» **Prompt**:
Quote the full listing word for word.

» **The data**:
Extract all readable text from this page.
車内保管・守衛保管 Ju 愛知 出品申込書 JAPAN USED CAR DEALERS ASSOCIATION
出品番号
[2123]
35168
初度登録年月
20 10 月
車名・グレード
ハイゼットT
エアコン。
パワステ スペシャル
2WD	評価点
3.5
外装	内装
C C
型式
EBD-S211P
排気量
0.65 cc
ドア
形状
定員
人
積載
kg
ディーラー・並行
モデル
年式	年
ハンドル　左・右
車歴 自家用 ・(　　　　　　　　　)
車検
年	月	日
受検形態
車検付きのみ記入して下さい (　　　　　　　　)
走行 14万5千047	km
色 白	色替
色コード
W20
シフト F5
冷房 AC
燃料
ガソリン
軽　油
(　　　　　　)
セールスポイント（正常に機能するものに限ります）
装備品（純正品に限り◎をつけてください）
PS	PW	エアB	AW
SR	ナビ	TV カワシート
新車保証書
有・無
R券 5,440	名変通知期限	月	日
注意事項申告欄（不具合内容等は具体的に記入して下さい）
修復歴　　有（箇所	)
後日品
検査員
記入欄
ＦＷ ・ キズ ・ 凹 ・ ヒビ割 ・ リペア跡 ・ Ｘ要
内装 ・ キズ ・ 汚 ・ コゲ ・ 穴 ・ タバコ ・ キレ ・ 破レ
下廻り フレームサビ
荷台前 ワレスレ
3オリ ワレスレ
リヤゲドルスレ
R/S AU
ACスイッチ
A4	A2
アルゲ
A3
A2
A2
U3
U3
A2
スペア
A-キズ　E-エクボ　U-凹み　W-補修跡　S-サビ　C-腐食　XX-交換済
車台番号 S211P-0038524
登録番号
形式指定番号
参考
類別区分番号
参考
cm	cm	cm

» **Result**:
Extract all readable text from this page.
車内保管・守衛保管 Ju 愛知 出品申込書 JAPAN USED CAR DEALERS ASSOCIATION
出品番号
[2123]
35168
初度登録年月
20 10 月
車名・グレード
ハイゼットT
エアコン。
パワステ スペシャル
2WD	評価点
3.5
外装	内装
C C
型式
EBD-S211P
排気量
0.65 cc
ドア
形状
定員
人
積載
kg
ディーラー・並行
モデル
年式	年
ハンドル　左・右
車歴 自家用 ・(　　　　　　　　　)
車検
年	月	日
受検形態
車検付きのみ記入して下さい (　　　　　　　　)
走行 14万5千047	km
色 白	色替
色コード
W20
シフト F5
冷房 AC
燃料
ガソリン
軽　油
(　　　　　　)
セールスポイント（正常に機能するものに限ります）
装備品（純正品に限り◎をつけてください）
PS	PW	エアB	AW
SR	ナビ	TV カワシート
新車保証書
有・無
R券 5,440	名変通知期限	月	日
注意事項申告欄（不具合内容等は具体的に記入して下さい）
修復歴　　有（箇所	)
後日品
検査員
記入欄
ＦＷ ・ キズ ・ 凹 ・ ヒビ割 ・ リペア跡 ・ Ｘ要
内装 ・ キズ ・ 汚 ・ コゲ ・ 穴 ・ タバコ ・ キレ ・ 破レ
下廻り フレームサビ
荷台前 ワレスレ
3オリ ワレスレ
リヤゲドルスレ
R/S AU
ACスイッチ
A4	A2
アルゲ
A3
A2
A2
U3
U3
A2
スペア
A-キズ　E-エクボ　U-凹み　W-補修跡　S-サビ　C-腐食　XX-交換済
車台番号 S211P-0038524
登録番号
形式指定番号
参考
類別区分番号
参考
cm	cm	cm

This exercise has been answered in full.